(Lines of data)
-- Start --

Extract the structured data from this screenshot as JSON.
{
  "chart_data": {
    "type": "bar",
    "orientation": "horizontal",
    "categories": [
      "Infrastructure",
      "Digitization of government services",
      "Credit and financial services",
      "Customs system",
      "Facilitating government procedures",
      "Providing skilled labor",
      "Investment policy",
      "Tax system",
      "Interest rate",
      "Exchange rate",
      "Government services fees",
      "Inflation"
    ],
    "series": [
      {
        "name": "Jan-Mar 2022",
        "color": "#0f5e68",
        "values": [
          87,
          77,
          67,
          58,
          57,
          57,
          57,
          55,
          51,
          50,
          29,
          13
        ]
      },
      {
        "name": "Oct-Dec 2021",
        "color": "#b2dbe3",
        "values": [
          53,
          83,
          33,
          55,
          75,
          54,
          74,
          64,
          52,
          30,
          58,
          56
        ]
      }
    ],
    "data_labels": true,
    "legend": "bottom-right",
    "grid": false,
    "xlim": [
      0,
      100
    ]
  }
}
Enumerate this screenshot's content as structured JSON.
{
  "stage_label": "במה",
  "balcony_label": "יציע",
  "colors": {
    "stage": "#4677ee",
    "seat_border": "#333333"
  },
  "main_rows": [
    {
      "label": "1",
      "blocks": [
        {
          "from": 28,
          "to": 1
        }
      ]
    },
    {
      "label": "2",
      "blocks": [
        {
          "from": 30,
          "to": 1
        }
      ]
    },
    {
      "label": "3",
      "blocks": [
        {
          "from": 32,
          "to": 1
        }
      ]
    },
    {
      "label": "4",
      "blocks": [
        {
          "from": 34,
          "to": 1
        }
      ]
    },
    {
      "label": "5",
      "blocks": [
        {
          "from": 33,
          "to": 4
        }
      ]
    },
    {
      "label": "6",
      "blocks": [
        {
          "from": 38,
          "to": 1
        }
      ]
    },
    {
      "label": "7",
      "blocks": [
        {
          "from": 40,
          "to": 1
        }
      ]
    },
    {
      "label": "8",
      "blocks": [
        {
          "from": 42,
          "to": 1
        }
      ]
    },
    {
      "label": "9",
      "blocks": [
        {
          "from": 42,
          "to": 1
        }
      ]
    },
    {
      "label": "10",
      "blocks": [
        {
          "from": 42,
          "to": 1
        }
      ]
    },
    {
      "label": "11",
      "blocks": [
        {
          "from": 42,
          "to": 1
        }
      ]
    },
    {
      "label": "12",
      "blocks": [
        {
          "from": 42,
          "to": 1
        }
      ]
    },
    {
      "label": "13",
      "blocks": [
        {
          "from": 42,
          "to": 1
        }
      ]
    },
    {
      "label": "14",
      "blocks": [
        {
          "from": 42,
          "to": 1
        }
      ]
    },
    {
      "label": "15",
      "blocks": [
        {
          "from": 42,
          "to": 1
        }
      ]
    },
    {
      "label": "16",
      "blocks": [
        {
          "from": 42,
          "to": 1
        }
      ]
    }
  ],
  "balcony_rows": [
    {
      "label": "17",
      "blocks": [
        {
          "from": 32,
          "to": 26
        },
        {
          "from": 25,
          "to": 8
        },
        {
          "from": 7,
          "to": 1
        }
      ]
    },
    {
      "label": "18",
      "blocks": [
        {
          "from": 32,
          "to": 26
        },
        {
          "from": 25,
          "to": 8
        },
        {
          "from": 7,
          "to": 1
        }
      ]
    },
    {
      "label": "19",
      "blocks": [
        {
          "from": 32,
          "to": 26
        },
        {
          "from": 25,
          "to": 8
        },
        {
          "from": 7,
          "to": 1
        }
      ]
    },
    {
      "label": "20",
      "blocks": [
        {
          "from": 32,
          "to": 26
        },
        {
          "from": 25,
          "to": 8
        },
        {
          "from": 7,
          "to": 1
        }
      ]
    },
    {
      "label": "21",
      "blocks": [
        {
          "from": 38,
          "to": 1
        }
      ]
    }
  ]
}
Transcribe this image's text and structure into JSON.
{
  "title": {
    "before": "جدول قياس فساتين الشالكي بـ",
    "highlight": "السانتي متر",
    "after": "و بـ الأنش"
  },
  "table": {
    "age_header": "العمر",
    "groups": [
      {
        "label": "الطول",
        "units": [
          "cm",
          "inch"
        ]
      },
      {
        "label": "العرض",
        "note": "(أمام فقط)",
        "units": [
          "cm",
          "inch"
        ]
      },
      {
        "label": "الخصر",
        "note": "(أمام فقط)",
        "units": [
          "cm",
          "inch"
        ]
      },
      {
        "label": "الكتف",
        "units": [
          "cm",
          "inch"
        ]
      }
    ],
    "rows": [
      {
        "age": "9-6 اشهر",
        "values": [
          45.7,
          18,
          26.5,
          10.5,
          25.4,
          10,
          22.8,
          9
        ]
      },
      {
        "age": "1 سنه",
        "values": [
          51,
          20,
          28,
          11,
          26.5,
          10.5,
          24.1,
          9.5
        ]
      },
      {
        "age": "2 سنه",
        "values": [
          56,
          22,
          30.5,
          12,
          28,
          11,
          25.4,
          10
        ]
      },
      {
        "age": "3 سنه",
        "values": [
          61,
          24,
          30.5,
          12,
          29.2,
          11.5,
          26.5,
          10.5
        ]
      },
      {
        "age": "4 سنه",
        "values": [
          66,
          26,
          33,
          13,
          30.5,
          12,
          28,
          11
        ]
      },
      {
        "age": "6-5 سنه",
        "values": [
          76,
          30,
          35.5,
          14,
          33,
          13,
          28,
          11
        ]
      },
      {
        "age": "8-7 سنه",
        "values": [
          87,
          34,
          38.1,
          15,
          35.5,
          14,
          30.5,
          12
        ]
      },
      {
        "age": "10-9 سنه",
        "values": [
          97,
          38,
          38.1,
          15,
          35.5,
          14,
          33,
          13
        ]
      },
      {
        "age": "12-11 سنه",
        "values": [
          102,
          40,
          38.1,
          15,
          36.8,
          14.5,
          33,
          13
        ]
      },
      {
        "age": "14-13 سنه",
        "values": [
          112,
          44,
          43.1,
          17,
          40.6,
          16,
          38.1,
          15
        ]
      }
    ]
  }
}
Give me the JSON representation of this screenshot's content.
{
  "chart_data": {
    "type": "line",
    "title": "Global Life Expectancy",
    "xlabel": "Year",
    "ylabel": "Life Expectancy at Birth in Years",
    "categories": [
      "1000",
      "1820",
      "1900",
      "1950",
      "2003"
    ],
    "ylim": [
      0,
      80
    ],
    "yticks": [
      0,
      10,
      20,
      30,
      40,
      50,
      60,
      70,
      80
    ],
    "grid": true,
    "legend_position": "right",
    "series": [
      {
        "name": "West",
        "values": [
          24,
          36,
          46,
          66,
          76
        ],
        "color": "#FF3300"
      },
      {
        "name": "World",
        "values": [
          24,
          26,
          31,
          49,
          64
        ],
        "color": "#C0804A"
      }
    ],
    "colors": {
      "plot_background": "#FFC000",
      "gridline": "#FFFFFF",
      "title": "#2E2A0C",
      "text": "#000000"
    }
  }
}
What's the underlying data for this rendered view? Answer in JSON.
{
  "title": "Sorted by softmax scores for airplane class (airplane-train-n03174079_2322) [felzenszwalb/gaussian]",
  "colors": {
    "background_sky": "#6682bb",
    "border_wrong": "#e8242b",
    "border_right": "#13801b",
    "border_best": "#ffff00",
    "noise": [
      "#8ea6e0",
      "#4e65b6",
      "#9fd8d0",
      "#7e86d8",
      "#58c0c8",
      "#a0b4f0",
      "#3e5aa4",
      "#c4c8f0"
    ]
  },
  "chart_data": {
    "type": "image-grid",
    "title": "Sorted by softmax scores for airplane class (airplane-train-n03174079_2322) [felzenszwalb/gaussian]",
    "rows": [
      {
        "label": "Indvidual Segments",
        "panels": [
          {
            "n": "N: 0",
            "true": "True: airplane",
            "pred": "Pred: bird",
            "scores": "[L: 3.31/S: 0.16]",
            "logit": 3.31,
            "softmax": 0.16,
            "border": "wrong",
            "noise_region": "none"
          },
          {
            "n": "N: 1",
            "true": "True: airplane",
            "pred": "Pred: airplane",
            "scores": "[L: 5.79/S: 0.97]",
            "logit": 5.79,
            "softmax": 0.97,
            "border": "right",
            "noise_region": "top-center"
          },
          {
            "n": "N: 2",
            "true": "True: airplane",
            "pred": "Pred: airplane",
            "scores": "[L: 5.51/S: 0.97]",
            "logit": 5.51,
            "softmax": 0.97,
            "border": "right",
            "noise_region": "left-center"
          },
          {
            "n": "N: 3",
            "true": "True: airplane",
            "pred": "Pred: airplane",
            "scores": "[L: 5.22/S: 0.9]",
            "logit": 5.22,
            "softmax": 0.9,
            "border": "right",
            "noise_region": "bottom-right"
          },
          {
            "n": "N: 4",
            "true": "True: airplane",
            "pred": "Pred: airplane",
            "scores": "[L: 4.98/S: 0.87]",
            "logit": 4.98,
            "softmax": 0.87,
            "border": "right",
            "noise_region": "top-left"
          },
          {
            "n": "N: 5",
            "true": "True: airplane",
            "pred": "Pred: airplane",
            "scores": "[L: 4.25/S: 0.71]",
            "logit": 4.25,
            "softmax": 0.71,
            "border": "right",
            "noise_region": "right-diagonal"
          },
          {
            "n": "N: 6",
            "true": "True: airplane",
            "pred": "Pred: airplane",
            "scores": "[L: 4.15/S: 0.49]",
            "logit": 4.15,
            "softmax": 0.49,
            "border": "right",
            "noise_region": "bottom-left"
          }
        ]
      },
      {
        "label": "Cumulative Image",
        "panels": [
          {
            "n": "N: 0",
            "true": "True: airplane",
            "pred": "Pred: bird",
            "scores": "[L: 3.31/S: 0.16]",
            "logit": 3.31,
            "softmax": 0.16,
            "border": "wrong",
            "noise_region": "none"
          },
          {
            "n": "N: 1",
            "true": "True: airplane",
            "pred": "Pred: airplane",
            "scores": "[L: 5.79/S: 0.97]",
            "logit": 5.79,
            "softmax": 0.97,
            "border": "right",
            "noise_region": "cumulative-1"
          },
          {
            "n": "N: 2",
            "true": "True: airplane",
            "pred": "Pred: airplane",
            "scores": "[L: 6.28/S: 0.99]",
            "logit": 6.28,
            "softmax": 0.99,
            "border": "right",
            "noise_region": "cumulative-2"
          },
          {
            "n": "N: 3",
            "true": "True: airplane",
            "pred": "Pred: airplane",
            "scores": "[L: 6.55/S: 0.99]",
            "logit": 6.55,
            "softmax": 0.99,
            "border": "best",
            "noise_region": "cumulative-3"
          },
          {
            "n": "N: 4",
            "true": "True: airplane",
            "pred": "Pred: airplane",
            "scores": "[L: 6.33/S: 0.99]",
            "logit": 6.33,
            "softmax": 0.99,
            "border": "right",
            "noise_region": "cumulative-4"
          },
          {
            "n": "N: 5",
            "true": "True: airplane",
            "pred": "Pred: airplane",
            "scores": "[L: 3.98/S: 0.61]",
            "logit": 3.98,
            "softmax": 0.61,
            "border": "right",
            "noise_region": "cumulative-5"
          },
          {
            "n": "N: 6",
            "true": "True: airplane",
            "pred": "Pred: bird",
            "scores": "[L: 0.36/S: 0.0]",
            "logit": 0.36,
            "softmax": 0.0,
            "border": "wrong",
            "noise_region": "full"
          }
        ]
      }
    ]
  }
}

-- End --

*Short task*. Give only the number of lines in the material above that include the word "felzenszwalb".

*Written answer*. 2